*Exercise brief*
Reproduce the material exactly, omitting nothing.

Records contained in a dataset:
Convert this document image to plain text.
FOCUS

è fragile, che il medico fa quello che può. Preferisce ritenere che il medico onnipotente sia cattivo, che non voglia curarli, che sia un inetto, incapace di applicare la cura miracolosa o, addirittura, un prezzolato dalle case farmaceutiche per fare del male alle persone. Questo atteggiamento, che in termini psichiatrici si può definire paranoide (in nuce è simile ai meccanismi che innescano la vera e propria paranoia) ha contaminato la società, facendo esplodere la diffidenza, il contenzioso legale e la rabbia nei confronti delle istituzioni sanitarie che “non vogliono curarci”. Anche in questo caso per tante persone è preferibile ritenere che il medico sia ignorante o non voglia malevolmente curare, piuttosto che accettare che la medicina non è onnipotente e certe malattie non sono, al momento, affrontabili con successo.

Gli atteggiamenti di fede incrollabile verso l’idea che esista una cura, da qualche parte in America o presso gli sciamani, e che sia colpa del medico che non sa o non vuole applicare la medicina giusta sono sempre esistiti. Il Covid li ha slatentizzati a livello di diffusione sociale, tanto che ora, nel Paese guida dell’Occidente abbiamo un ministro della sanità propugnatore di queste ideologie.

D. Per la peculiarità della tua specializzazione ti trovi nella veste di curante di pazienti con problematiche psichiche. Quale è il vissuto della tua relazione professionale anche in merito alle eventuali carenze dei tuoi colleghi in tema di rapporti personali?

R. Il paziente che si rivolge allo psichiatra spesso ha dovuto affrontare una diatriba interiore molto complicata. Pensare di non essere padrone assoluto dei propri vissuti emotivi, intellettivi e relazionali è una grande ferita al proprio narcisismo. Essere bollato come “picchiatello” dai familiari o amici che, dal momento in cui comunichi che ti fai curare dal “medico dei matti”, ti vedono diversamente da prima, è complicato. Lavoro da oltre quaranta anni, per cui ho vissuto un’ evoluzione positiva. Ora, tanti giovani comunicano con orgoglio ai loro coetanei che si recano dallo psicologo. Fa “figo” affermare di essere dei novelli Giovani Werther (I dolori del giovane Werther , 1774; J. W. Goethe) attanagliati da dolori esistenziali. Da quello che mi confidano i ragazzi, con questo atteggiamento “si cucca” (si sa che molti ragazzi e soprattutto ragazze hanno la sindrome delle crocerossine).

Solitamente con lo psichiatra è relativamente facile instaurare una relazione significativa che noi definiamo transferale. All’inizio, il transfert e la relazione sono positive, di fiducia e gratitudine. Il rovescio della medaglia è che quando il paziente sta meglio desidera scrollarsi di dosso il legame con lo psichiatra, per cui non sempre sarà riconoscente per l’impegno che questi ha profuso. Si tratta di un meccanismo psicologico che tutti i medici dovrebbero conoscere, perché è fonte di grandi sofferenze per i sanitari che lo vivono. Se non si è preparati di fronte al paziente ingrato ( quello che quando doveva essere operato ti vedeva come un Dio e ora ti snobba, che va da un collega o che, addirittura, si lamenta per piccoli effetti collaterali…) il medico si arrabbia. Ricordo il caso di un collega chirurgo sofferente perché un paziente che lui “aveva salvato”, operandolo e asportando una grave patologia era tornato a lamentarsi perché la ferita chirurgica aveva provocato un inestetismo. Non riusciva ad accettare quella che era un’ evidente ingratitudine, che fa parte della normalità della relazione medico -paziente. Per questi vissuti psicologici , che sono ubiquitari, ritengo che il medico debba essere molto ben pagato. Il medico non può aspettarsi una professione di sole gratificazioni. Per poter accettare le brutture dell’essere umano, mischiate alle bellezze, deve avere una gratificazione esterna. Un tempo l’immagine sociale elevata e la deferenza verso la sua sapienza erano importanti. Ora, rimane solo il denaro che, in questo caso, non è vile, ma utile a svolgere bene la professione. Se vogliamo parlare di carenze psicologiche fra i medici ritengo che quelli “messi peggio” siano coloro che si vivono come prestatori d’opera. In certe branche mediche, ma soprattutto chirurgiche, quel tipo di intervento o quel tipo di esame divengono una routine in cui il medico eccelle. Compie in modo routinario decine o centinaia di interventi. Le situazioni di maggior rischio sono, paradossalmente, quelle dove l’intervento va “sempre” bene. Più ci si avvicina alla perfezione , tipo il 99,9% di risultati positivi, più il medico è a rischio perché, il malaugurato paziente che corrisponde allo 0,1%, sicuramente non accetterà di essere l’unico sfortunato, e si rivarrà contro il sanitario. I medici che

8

*Answer below*
Convert this document image to plain text.
FOCUS

è fragile, che il medico fa quello che può. Preferisce ritenere che il medico onnipotente sia cattivo, che non voglia curarli, che sia un inetto, incapace di applicare la cura miracolosa o, addirittura, un prezzolato dalle case farmaceutiche per fare del male alle persone. Questo atteggiamento, che in termini psichiatrici si può definire paranoide (in nuce è simile ai meccanismi che innescano la vera e propria paranoia) ha contaminato la società, facendo esplodere la diffidenza, il contenzioso legale e la rabbia nei confronti delle istituzioni sanitarie che “non vogliono curarci”. Anche in questo caso per tante persone è preferibile ritenere che il medico sia ignorante o non voglia malevolmente curare, piuttosto che accettare che la medicina non è onnipotente e certe malattie non sono, al momento, affrontabili con successo.

Gli atteggiamenti di fede incrollabile verso l’idea che esista una cura, da qualche parte in America o presso gli sciamani, e che sia colpa del medico che non sa o non vuole applicare la medicina giusta sono sempre esistiti. Il Covid li ha slatentizzati a livello di diffusione sociale, tanto che ora, nel Paese guida dell’Occidente abbiamo un ministro della sanità propugnatore di queste ideologie.

D. Per la peculiarità della tua specializzazione ti trovi nella veste di curante di pazienti con problematiche psichiche. Quale è il vissuto della tua relazione professionale anche in merito alle eventuali carenze dei tuoi colleghi in tema di rapporti personali?

R. Il paziente che si rivolge allo psichiatra spesso ha dovuto affrontare una diatriba interiore molto complicata. Pensare di non essere padrone assoluto dei propri vissuti emotivi, intellettivi e relazionali è una grande ferita al proprio narcisismo. Essere bollato come “picchiatello” dai familiari o amici che, dal momento in cui comunichi che ti fai curare dal “medico dei matti”, ti vedono diversamente da prima, è complicato. Lavoro da oltre quaranta anni, per cui ho vissuto un’ evoluzione positiva. Ora, tanti giovani comunicano con orgoglio ai loro coetanei che si recano dallo psicologo. Fa “figo” affermare di essere dei novelli Giovani Werther (I dolori del giovane Werther , 1774; J. W. Goethe) attanagliati da dolori esistenziali. Da quello che mi confidano i ragazzi, con questo atteggiamento “si cucca” (si sa che molti ragazzi e soprattutto ragazze hanno la sindrome delle crocerossine).

Solitamente con lo psichiatra è relativamente facile instaurare una relazione significativa che noi definiamo transferale. All’inizio, il transfert e la relazione sono positive, di fiducia e gratitudine. Il rovescio della medaglia è che quando il paziente sta meglio desidera scrollarsi di dosso il legame con lo psichiatra, per cui non sempre sarà riconoscente per l’impegno che questi ha profuso. Si tratta di un meccanismo psicologico che tutti i medici dovrebbero conoscere, perché è fonte di grandi sofferenze per i sanitari che lo vivono. Se non si è preparati di fronte al paziente ingrato ( quello che quando doveva essere operato ti vedeva come un Dio e ora ti snobba, che va da un collega o che, addirittura, si lamenta per piccoli effetti collaterali…) il medico si arrabbia. Ricordo il caso di un collega chirurgo sofferente perché un paziente che lui “aveva salvato”, operandolo e asportando una grave patologia era tornato a lamentarsi perché la ferita chirurgica aveva provocato un inestetismo. Non riusciva ad accettare quella che era un’ evidente ingratitudine, che fa parte della normalità della relazione medico -paziente. Per questi vissuti psicologici , che sono ubiquitari, ritengo che il medico debba essere molto ben pagato. Il medico non può aspettarsi una professione di sole gratificazioni. Per poter accettare le brutture dell’essere umano, mischiate alle bellezze, deve avere una gratificazione esterna. Un tempo l’immagine sociale elevata e la deferenza verso la sua sapienza erano importanti. Ora, rimane solo il denaro che, in questo caso, non è vile, ma utile a svolgere bene la professione. Se vogliamo parlare di carenze psicologiche fra i medici ritengo che quelli “messi peggio” siano coloro che si vivono come prestatori d’opera. In certe branche mediche, ma soprattutto chirurgiche, quel tipo di intervento o quel tipo di esame divengono una routine in cui il medico eccelle. Compie in modo routinario decine o centinaia di interventi. Le situazioni di maggior rischio sono, paradossalmente, quelle dove l’intervento va “sempre” bene. Più ci si avvicina alla perfezione , tipo il 99,9% di risultati positivi, più il medico è a rischio perché, il malaugurato paziente che corrisponde allo 0,1%, sicuramente non accetterà di essere l’unico sfortunato, e si rivarrà contro il sanitario. I medici che

8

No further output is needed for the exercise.